▶ _Selection_

________________________

# Test Picture from Yuma, AZ



## yumacoyotesniper (Feb 6, 2010)

I still can't figure this out. I uploaded my pictures into photo bucket and I have cut and pasted the URL in here and down in the file comment box. It wont paste into the file name. Can some one help me here. I think I am close to getting this. This URL is a picture in photo bucket. What do I do with it.


----------



## yumacoyotesniper (Feb 6, 2010)

It worked, thank you Jesus. Now I am ready to rock and roll if people still do that. Here is my last yote of the year. I will post some really cool pictures tomorrow night. I got to get my behind to bed. Up at 0400 to go to work.


----------



## yumacoyotesniper (Feb 6, 2010)

This is a picture of the tri-pod I use to get up off the ground in the thick stuff. This was my first one this year with my shot gun at 68 yards, Dead Coyote Chocke and 3 inch shells, they are deadly as shown in the picture.


----------



## kingcanada (Sep 19, 2009)

try setting your pic size at 1m or 15x17. these look like they are set at one of the smallest settings. your getting there. :thumb:


----------



## kingcanada (Sep 19, 2009)

i did double click on the picture here, it took me to the album on photo bucket so i could see bigger copies. that looks like good quail country too.


----------



## owwwwww (Jan 8, 2008)

Yay! Now if you use the image code instead of the image thumb code, itll look like this


----------



## yumacoyotesniper (Feb 6, 2010)

It is great quail hunting down here. Thanks for the tips so I can post quality pictures. I have posted another picture of a dog shot in December from about 165. Started in to the call in about 3 minutes but hung up so I had to take the longer shot.


----------



## kingcanada (Sep 19, 2009)

i love that. 165 yards a "longer shot". those yuma yoters have lots of brush to hide in. most places here don't have that problem, but a few of my favorite spots are actually quite similar. something about sand mound flats really holds the rabbits. yoters are not far behind! the last hunt i had on one of these flats got exciting. got blindsided. shot a full charger at 30 feet. of course that brush is an advantage at times too. you can get your gun pointed the right direction when the dog passes behind the next bush. it sure makes you strain your eyes though. :thumb:


----------



## yumacoyotesniper (Feb 6, 2010)

Know just what you mean. I always have my shotgun on my lap for the fast movers or as we call them drive bys.


----------

________________________

▶ _Objective 1_
Transcribe the listing from its first line up to and including the line that contains "page-edge-line xyxy=(0,1581,1225,1584)".

________________________

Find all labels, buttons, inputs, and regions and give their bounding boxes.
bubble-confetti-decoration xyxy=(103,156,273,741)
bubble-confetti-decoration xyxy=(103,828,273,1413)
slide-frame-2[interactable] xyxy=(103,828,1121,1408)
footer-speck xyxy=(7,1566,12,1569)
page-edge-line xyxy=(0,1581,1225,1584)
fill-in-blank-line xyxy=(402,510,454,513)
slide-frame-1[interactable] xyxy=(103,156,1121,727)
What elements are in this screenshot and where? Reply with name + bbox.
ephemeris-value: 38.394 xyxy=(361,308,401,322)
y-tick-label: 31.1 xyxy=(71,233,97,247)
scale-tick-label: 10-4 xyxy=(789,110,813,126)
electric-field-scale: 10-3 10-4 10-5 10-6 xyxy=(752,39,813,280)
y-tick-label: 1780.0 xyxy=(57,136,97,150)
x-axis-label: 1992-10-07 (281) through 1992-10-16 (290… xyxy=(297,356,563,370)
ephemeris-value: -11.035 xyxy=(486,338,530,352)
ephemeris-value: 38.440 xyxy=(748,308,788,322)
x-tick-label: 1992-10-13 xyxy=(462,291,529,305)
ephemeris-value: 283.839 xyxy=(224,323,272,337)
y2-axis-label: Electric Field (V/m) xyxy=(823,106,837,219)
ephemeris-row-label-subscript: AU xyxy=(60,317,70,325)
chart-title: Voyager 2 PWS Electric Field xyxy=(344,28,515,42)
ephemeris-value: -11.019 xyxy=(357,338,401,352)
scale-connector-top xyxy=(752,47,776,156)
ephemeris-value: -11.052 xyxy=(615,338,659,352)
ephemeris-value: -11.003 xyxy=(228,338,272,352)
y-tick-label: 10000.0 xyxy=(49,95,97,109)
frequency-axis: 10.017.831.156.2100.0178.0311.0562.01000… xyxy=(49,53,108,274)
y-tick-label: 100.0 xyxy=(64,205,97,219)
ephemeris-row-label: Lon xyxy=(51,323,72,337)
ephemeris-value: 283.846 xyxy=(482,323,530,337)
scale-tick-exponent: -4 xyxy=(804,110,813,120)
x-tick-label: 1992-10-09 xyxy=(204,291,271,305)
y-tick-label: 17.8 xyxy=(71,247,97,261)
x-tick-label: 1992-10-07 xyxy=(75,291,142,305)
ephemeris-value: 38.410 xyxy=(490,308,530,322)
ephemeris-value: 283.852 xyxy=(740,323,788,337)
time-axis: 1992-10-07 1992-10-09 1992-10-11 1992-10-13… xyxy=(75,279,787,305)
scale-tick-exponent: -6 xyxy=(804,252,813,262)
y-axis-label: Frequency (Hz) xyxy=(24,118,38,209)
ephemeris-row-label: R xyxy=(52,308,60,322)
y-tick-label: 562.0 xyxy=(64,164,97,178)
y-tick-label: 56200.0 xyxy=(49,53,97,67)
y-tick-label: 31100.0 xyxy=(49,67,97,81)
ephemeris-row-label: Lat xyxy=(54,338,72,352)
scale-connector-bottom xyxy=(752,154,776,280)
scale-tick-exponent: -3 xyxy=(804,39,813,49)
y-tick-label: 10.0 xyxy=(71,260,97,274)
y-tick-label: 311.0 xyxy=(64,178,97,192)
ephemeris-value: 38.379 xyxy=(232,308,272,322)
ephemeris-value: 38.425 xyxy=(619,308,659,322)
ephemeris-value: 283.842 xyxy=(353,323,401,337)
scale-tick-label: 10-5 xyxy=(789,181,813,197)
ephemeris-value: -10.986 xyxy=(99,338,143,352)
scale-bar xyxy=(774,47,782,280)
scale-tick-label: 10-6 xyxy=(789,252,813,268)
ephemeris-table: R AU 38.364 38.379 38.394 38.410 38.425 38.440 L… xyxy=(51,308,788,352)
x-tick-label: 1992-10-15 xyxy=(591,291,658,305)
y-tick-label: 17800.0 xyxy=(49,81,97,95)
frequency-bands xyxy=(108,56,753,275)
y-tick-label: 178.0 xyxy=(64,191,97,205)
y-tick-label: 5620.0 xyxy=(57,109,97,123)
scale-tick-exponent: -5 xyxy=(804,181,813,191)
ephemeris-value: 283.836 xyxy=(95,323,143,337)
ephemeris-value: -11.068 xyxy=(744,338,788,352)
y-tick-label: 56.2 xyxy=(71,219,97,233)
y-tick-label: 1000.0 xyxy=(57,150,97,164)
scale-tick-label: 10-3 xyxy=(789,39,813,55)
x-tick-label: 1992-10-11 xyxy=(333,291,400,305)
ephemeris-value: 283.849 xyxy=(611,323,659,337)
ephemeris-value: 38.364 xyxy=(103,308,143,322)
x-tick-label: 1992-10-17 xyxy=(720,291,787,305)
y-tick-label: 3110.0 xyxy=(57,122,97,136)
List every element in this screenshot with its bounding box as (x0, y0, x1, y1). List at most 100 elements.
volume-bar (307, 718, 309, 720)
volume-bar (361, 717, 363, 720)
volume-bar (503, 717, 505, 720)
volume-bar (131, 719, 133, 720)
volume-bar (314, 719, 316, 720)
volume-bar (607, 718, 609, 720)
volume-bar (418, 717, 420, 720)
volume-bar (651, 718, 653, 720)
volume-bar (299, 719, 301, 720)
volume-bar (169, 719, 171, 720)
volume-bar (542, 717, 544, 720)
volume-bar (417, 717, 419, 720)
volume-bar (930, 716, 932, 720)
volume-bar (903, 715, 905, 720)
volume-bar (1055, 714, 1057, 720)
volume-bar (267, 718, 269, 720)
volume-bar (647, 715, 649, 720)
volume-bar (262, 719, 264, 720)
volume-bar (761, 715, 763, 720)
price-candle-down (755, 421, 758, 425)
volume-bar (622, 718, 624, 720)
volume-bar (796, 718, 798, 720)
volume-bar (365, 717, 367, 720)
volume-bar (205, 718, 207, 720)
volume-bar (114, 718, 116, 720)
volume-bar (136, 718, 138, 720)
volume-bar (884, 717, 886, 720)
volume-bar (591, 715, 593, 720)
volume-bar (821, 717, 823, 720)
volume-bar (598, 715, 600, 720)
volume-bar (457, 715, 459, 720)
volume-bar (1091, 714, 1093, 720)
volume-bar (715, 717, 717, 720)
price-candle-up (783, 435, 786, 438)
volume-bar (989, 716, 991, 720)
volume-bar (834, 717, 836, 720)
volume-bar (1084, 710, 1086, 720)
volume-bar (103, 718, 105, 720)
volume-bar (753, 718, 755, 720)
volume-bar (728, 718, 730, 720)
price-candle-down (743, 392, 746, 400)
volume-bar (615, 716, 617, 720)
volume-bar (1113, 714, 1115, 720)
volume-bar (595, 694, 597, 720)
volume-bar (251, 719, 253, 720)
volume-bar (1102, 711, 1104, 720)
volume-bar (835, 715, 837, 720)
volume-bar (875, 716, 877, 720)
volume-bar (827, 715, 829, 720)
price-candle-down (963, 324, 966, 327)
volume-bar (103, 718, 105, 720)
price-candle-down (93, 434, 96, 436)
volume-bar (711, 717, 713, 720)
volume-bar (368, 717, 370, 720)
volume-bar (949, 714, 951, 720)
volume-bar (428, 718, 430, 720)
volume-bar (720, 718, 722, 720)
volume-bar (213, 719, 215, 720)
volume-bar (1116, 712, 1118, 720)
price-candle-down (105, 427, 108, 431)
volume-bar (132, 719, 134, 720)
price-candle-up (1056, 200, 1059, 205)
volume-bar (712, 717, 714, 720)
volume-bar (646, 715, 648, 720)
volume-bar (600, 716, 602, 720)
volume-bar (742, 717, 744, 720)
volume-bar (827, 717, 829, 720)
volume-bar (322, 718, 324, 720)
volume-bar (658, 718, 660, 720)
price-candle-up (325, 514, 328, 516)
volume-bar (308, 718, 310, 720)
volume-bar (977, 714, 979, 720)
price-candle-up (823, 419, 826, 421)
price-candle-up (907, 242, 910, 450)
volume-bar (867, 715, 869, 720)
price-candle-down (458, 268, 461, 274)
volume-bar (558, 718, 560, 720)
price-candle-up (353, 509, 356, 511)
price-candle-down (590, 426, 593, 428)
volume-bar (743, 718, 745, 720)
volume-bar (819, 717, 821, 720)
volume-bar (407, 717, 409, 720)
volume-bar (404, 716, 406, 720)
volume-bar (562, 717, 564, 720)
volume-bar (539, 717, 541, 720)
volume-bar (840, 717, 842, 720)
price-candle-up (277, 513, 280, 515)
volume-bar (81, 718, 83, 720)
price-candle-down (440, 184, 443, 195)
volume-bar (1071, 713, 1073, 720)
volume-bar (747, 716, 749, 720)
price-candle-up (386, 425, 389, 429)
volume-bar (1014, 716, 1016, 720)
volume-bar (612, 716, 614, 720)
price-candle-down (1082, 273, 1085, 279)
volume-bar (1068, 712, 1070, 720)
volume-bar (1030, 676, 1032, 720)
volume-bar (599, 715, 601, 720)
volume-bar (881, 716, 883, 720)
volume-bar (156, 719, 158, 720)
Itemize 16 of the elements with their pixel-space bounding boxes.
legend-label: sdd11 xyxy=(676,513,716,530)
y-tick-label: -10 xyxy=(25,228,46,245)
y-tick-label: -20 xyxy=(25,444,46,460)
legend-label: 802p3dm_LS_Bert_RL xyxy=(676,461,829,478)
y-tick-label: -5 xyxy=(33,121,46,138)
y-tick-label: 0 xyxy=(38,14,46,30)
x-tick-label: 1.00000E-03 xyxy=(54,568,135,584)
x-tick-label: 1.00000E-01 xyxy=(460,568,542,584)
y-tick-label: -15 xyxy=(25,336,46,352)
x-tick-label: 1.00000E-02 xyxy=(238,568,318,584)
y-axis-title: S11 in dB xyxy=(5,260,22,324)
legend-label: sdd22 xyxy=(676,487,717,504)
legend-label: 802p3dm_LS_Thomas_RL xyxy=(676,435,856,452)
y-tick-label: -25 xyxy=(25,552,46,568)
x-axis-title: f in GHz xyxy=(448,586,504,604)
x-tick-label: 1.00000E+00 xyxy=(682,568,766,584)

________________________

▶ _Objective 2_
Reproduce the forum thread word for word, from "It worked, thank" up to and including "in the picture.".

▶ _Finished answer 1_
Find all labels, buttons, inputs, and regions and give their bounding boxes.
bubble-confetti-decoration xyxy=(103,156,273,741)
bubble-confetti-decoration xyxy=(103,828,273,1413)
slide-frame-2[interactable] xyxy=(103,828,1121,1408)
footer-speck xyxy=(7,1566,12,1569)
page-edge-line xyxy=(0,1581,1225,1584)

▶ _Finished answer 2_
It worked, thank you Jesus. Now I am ready to rock and roll if people still do that. Here is my last yote of the year. I will post some really cool pictures tomorrow night. I got to get my behind to bed. Up at 0400 to go to work.


----------



## yumacoyotesniper (Feb 6, 2010)

This is a picture of the tri-pod I use to get up off the ground in the thick stuff. This was my first one this year with my shot gun at 68 yards, Dead Coyote Chocke and 3 inch shells, they are deadly as shown in the picture.